(Listed entries)

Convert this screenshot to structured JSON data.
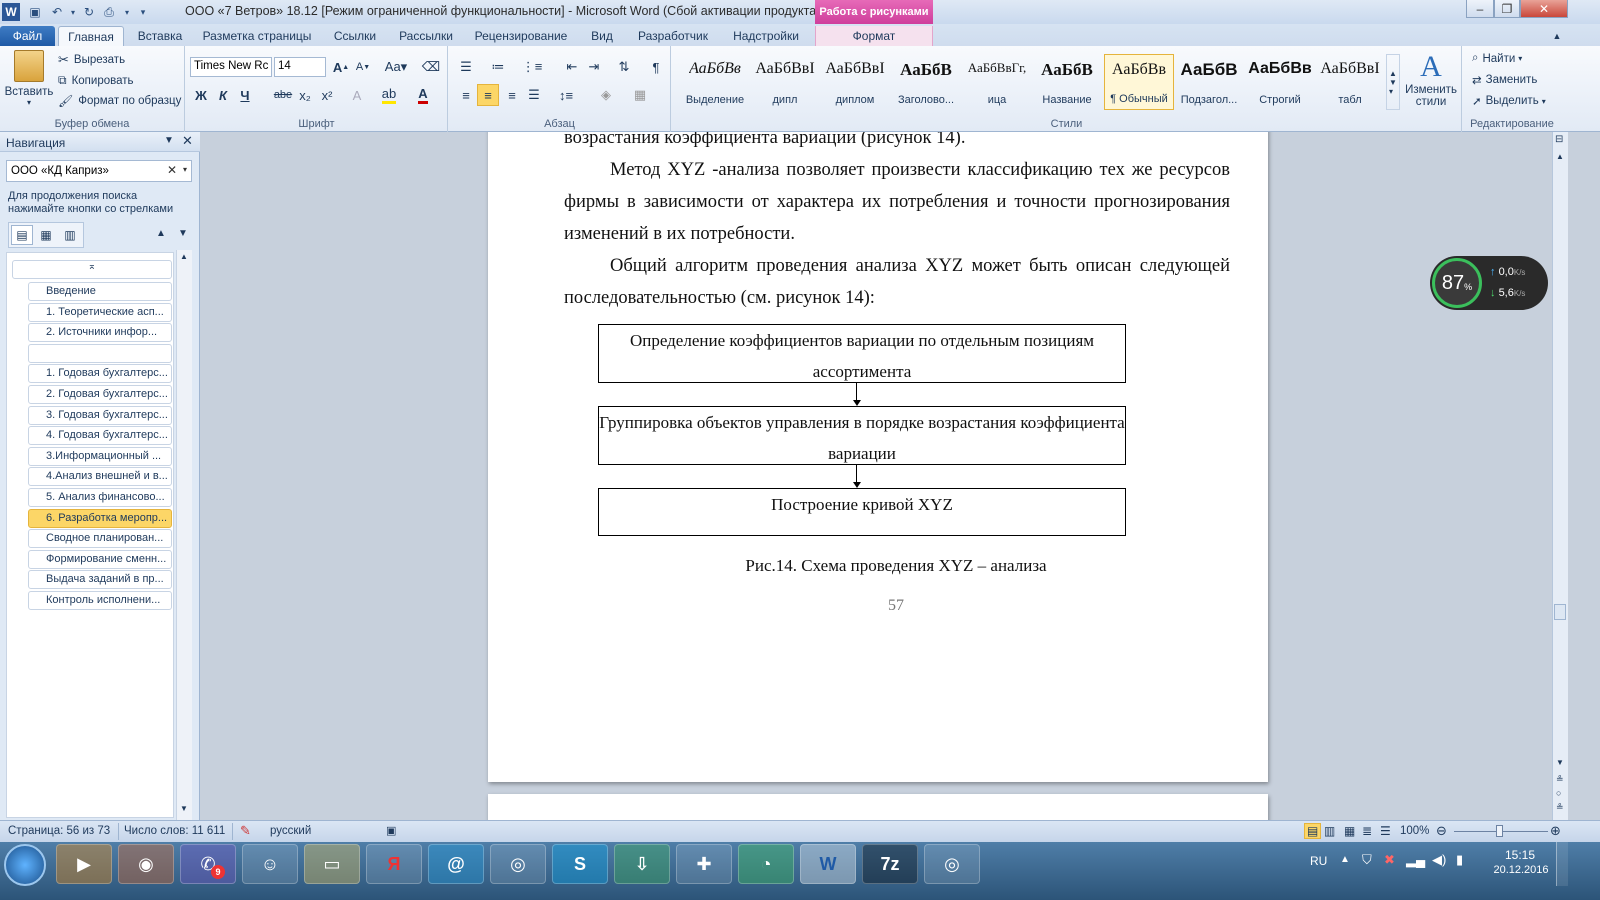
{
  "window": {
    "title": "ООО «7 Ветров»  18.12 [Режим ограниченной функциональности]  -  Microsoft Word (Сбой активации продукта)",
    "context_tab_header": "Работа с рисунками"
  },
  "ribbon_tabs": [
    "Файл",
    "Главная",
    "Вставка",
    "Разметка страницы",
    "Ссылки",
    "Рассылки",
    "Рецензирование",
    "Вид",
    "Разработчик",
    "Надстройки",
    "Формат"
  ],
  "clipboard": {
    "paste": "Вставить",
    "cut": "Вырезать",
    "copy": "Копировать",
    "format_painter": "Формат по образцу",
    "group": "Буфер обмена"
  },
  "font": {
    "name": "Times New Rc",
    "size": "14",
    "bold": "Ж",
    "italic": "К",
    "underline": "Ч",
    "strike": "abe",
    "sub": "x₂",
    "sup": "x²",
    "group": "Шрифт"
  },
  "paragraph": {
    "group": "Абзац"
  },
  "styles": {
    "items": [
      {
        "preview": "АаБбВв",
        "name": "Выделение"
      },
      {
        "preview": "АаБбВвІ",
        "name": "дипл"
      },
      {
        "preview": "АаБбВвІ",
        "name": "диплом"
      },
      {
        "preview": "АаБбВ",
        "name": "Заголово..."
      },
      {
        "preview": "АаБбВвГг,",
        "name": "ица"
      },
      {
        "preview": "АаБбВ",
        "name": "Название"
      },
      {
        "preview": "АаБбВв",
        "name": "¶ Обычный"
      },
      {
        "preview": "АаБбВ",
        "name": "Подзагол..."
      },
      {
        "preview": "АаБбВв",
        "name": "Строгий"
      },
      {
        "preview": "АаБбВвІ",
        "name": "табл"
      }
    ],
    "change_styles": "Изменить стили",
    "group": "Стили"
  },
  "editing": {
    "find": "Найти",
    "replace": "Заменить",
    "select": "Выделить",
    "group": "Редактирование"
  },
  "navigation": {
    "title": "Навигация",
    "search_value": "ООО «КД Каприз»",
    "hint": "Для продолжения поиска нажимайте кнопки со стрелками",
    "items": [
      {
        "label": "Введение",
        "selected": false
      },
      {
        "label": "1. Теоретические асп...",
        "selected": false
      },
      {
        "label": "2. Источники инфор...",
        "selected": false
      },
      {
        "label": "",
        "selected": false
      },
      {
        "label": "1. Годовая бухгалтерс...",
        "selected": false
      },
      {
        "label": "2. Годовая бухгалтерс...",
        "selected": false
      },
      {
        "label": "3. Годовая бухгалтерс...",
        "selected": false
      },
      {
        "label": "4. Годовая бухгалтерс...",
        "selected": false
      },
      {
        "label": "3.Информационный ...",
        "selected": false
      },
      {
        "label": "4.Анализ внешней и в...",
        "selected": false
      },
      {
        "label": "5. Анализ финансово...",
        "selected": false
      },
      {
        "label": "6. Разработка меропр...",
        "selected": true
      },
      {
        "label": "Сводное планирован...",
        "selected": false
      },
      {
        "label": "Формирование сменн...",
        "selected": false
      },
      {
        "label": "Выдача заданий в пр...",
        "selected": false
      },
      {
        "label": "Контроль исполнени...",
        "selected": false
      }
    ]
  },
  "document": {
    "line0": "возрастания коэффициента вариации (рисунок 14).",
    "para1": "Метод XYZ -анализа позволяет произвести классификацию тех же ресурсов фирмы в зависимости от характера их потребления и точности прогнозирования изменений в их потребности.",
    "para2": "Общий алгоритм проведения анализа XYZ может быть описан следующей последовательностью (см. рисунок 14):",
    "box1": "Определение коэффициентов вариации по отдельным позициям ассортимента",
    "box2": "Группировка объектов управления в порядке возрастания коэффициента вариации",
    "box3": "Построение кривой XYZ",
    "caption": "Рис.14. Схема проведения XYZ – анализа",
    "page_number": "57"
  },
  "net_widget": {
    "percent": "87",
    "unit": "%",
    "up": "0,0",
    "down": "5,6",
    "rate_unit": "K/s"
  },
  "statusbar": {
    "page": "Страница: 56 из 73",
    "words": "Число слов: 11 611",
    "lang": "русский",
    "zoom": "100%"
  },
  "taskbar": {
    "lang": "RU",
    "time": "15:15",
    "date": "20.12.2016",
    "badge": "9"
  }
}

(Problem details) Copy every line of the material in which the word "анализа" occurs.

(Written solution)
    "para1": "Метод XYZ -анализа позволяет произвести классификацию тех же ресурсов фирмы в зависимости от характера их потребления и точности прогнозирования изменений в их потребности.",
    "para2": "Общий алгоритм проведения анализа XYZ может быть описан следующей последовательностью (см. рисунок 14):",
    "caption": "Рис.14. Схема проведения XYZ – анализа",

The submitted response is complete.